**GIVEN DATA:**

▼

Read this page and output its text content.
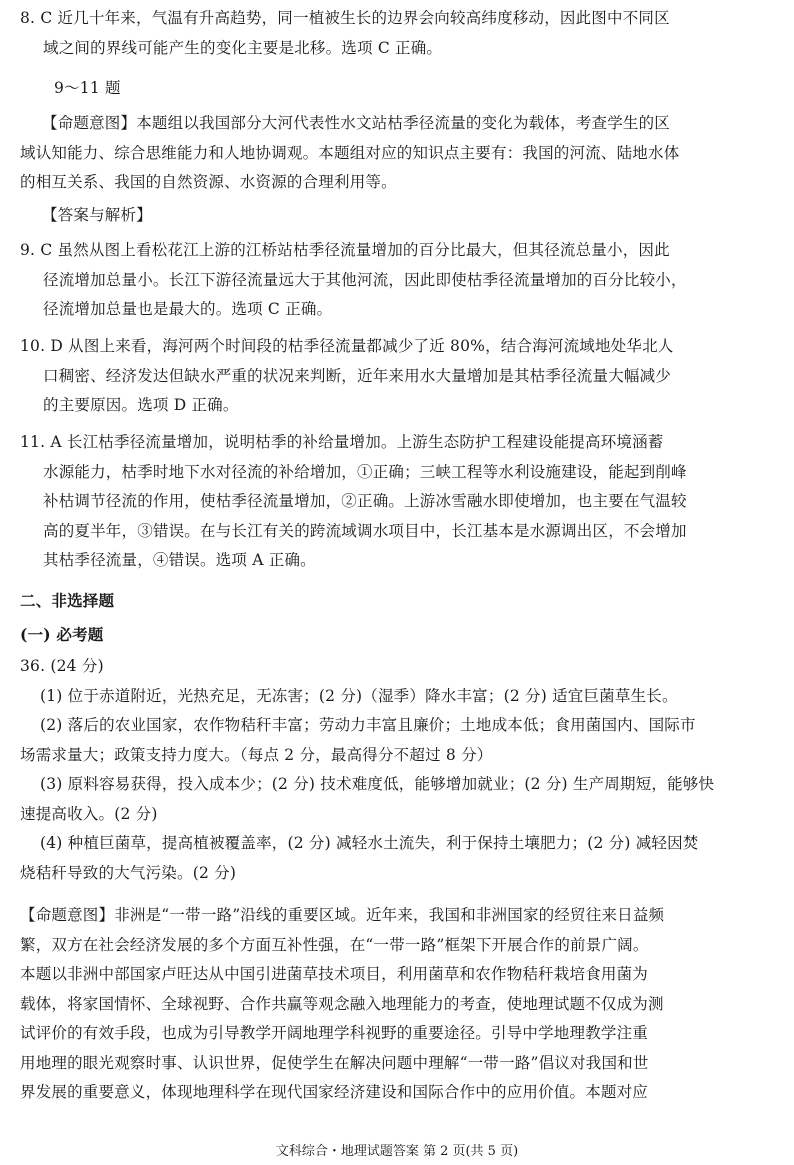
8. C 近几十年来，气温有升高趋势，同一植被生长的边界会向较高纬度移动，因此图中不同区
域之间的界线可能产生的变化主要是北移。选项 C 正确。
9～11 题
【命题意图】本题组以我国部分大河代表性水文站枯季径流量的变化为载体，考查学生的区
域认知能力、综合思维能力和人地协调观。本题组对应的知识点主要有：我国的河流、陆地水体
的相互关系、我国的自然资源、水资源的合理利用等。
【答案与解析】
9. C 虽然从图上看松花江上游的江桥站枯季径流量增加的百分比最大，但其径流总量小，因此
径流增加总量小。长江下游径流量远大于其他河流，因此即使枯季径流量增加的百分比较小，
径流增加总量也是最大的。选项 C 正确。
10. D 从图上来看，海河两个时间段的枯季径流量都减少了近 80%，结合海河流域地处华北人
口稠密、经济发达但缺水严重的状况来判断，近年来用水大量增加是其枯季径流量大幅减少
的主要原因。选项 D 正确。
11. A 长江枯季径流量增加，说明枯季的补给量增加。上游生态防护工程建设能提高环境涵蓄
水源能力，枯季时地下水对径流的补给增加，①正确；三峡工程等水利设施建设，能起到削峰
补枯调节径流的作用，使枯季径流量增加，②正确。上游冰雪融水即使增加，也主要在气温较
高的夏半年，③错误。在与长江有关的跨流域调水项目中，长江基本是水源调出区，不会增加
其枯季径流量，④错误。选项 A 正确。
二、非选择题
(一) 必考题
36. (24 分)
(1) 位于赤道附近，光热充足，无冻害；(2 分)（湿季）降水丰富；(2 分) 适宜巨菌草生长。
(2) 落后的农业国家，农作物秸秆丰富；劳动力丰富且廉价；土地成本低；食用菌国内、国际市
场需求量大；政策支持力度大。（每点 2 分，最高得分不超过 8 分）
(3) 原料容易获得，投入成本少；(2 分) 技术难度低，能够增加就业；(2 分) 生产周期短，能够快
速提高收入。(2 分)
(4) 种植巨菌草，提高植被覆盖率，(2 分) 减轻水土流失，利于保持土壤肥力；(2 分) 减轻因焚
烧秸秆导致的大气污染。(2 分)
【命题意图】非洲是“一带一路”沿线的重要区域。近年来，我国和非洲国家的经贸往来日益频
繁，双方在社会经济发展的多个方面互补性强，在“一带一路”框架下开展合作的前景广阔。
本题以非洲中部国家卢旺达从中国引进菌草技术项目，利用菌草和农作物秸秆栽培食用菌为
载体，将家国情怀、全球视野、合作共赢等观念融入地理能力的考查，使地理试题不仅成为测
试评价的有效手段，也成为引导教学开阔地理学科视野的重要途径。引导中学地理教学注重
用地理的眼光观察时事、认识世界，促使学生在解决问题中理解“一带一路”倡议对我国和世
界发展的重要意义，体现地理科学在现代国家经济建设和国际合作中的应用价值。本题对应
文科综合・地理试题答案 第 2 页(共 5 页)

▲

**WHAT TO DO:** Transcribe all the lines above exactly, apart from the pictures.

**EXERCISE RESPONSE:**
Read this page and output its text content.
8. C 近几十年来，气温有升高趋势，同一植被生长的边界会向较高纬度移动，因此图中不同区
域之间的界线可能产生的变化主要是北移。选项 C 正确。
9～11 题
【命题意图】本题组以我国部分大河代表性水文站枯季径流量的变化为载体，考查学生的区
域认知能力、综合思维能力和人地协调观。本题组对应的知识点主要有：我国的河流、陆地水体
的相互关系、我国的自然资源、水资源的合理利用等。
【答案与解析】
9. C 虽然从图上看松花江上游的江桥站枯季径流量增加的百分比最大，但其径流总量小，因此
径流增加总量小。长江下游径流量远大于其他河流，因此即使枯季径流量增加的百分比较小，
径流增加总量也是最大的。选项 C 正确。
10. D 从图上来看，海河两个时间段的枯季径流量都减少了近 80%，结合海河流域地处华北人
口稠密、经济发达但缺水严重的状况来判断，近年来用水大量增加是其枯季径流量大幅减少
的主要原因。选项 D 正确。
11. A 长江枯季径流量增加，说明枯季的补给量增加。上游生态防护工程建设能提高环境涵蓄
水源能力，枯季时地下水对径流的补给增加，①正确；三峡工程等水利设施建设，能起到削峰
补枯调节径流的作用，使枯季径流量增加，②正确。上游冰雪融水即使增加，也主要在气温较
高的夏半年，③错误。在与长江有关的跨流域调水项目中，长江基本是水源调出区，不会增加
其枯季径流量，④错误。选项 A 正确。
二、非选择题
(一) 必考题
36. (24 分)
(1) 位于赤道附近，光热充足，无冻害；(2 分)（湿季）降水丰富；(2 分) 适宜巨菌草生长。
(2) 落后的农业国家，农作物秸秆丰富；劳动力丰富且廉价；土地成本低；食用菌国内、国际市
场需求量大；政策支持力度大。（每点 2 分，最高得分不超过 8 分）
(3) 原料容易获得，投入成本少；(2 分) 技术难度低，能够增加就业；(2 分) 生产周期短，能够快
速提高收入。(2 分)
(4) 种植巨菌草，提高植被覆盖率，(2 分) 减轻水土流失，利于保持土壤肥力；(2 分) 减轻因焚
烧秸秆导致的大气污染。(2 分)
【命题意图】非洲是“一带一路”沿线的重要区域。近年来，我国和非洲国家的经贸往来日益频
繁，双方在社会经济发展的多个方面互补性强，在“一带一路”框架下开展合作的前景广阔。
本题以非洲中部国家卢旺达从中国引进菌草技术项目，利用菌草和农作物秸秆栽培食用菌为
载体，将家国情怀、全球视野、合作共赢等观念融入地理能力的考查，使地理试题不仅成为测
试评价的有效手段，也成为引导教学开阔地理学科视野的重要途径。引导中学地理教学注重
用地理的眼光观察时事、认识世界，促使学生在解决问题中理解“一带一路”倡议对我国和世
界发展的重要意义，体现地理科学在现代国家经济建设和国际合作中的应用价值。本题对应
文科综合・地理试题答案 第 2 页(共 5 页)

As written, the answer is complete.